◆ **Task to carry out**: Pull out every line with the word "document" from the entries below.

◆ **Dataset entries**:
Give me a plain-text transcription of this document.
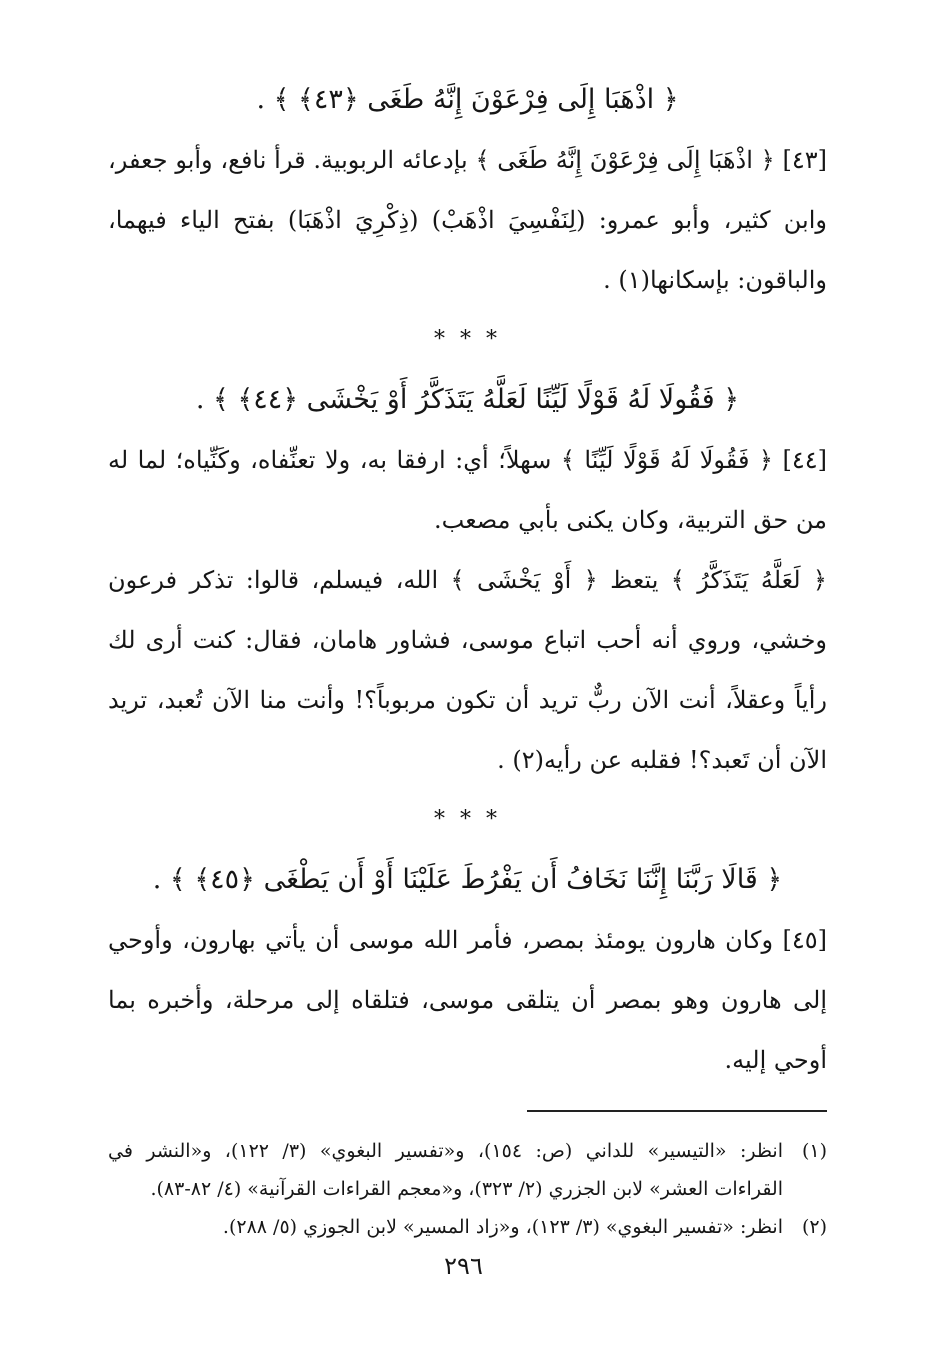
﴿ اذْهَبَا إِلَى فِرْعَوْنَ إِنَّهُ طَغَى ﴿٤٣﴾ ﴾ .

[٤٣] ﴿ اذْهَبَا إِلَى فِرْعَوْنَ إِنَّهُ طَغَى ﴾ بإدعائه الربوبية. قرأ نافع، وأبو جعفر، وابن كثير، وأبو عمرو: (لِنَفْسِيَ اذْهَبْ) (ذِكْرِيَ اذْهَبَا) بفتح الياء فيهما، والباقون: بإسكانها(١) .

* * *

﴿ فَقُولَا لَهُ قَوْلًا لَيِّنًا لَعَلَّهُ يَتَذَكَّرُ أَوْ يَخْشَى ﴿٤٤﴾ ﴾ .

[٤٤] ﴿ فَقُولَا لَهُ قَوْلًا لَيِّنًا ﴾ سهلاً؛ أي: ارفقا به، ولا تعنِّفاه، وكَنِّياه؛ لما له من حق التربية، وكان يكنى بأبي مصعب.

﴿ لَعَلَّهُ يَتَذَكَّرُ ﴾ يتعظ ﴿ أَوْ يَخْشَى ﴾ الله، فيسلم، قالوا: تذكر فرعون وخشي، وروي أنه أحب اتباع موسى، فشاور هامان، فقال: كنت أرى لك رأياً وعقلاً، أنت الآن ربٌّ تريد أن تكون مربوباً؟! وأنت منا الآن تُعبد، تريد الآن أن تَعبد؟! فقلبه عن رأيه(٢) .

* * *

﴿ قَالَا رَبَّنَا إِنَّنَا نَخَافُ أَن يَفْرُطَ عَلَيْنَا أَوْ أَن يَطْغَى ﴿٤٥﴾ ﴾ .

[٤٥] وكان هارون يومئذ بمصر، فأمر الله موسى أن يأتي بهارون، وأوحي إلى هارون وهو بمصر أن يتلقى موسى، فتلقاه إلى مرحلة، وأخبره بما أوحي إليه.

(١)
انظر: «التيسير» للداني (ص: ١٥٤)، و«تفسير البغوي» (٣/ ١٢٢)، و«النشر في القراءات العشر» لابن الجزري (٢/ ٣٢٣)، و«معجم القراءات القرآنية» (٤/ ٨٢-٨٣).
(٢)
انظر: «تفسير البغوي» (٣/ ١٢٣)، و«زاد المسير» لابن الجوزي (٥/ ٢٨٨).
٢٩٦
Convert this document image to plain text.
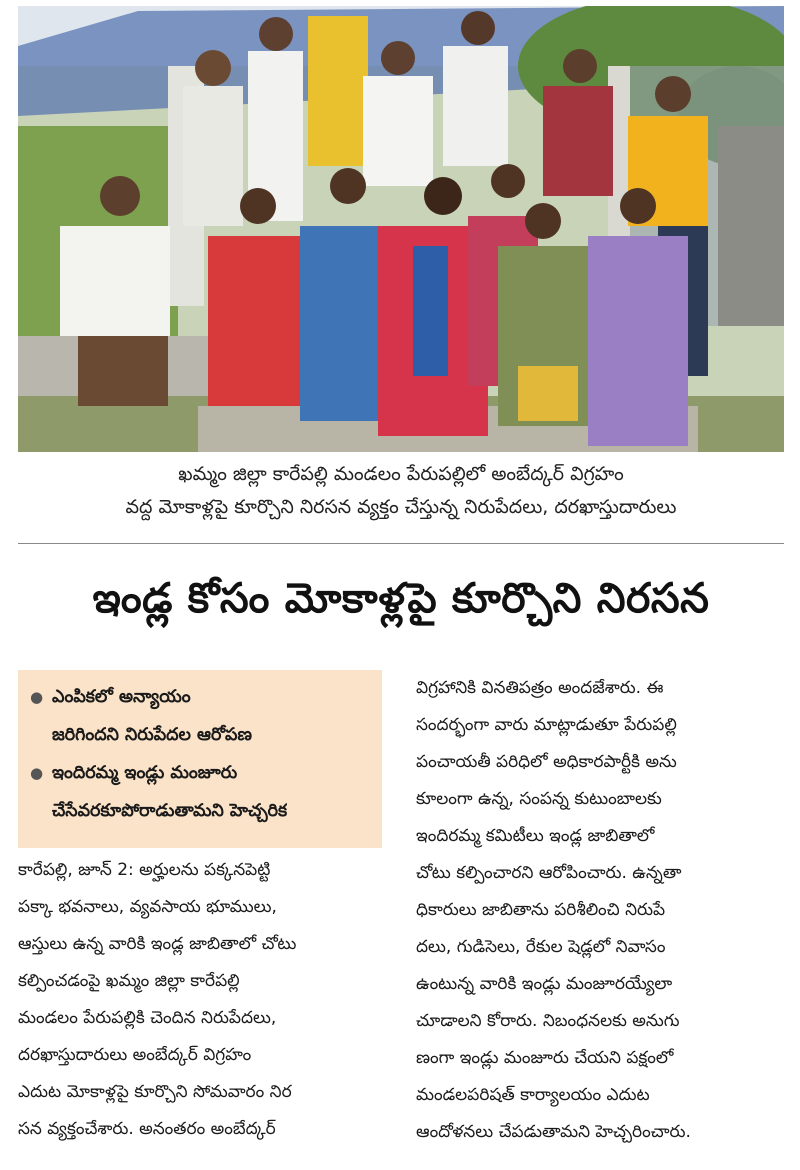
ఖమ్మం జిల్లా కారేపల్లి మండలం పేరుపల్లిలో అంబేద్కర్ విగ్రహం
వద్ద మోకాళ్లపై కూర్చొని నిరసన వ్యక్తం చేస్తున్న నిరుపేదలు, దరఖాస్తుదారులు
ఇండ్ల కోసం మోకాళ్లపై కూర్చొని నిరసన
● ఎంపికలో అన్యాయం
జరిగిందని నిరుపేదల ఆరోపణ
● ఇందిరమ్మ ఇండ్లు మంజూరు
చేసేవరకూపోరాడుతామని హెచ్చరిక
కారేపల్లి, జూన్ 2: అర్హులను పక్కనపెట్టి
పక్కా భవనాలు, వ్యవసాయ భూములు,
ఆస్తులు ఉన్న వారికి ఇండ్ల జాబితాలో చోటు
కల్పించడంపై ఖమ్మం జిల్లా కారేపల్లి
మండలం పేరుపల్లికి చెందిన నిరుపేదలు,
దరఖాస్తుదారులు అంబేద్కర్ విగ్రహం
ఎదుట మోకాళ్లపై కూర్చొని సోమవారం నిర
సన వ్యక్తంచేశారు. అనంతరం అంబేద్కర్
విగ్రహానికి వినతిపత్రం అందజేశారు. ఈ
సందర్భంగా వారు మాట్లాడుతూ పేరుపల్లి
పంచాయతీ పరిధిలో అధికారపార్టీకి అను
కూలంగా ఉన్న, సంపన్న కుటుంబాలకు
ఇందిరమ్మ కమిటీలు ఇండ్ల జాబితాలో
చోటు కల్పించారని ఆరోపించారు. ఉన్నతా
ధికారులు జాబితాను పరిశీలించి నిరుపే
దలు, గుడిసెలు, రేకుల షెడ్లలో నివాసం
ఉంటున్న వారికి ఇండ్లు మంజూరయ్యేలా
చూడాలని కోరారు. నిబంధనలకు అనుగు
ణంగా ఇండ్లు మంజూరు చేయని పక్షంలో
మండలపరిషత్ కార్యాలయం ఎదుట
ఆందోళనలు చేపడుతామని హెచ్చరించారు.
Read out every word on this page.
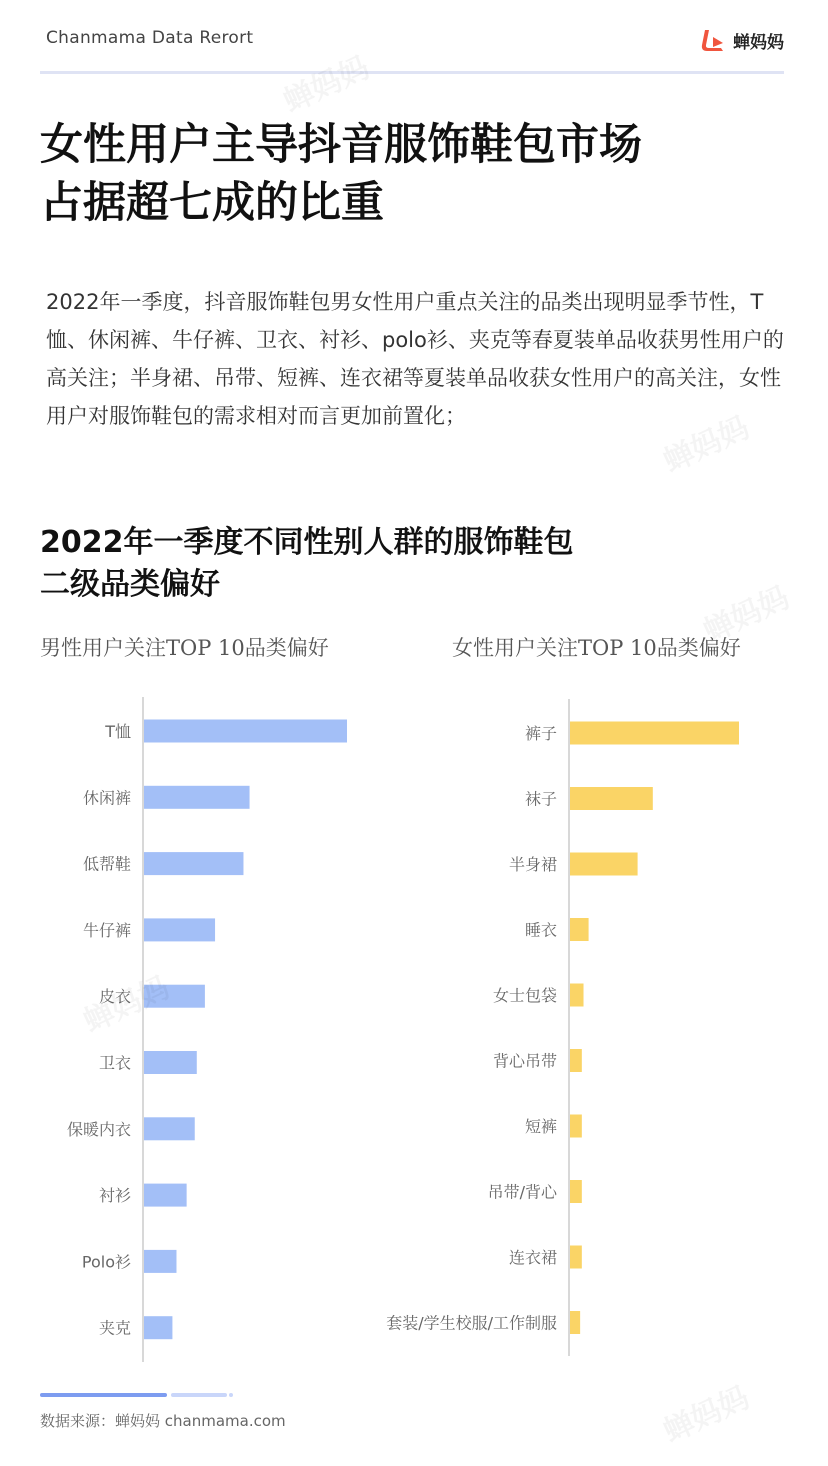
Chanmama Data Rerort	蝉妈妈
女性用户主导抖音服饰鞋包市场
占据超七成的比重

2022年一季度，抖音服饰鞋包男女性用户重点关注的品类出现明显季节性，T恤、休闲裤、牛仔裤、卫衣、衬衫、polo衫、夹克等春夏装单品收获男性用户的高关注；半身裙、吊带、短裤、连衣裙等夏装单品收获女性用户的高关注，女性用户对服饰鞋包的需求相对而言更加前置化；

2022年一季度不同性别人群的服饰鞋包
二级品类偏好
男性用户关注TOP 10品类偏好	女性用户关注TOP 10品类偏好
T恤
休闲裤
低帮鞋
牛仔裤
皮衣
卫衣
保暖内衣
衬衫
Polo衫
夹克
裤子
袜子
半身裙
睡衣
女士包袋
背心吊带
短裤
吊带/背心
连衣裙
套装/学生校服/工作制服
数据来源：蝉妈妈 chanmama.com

◆ **Correct output**:
Give me a plain-text transcription of this document.
Convert this document image to plain text.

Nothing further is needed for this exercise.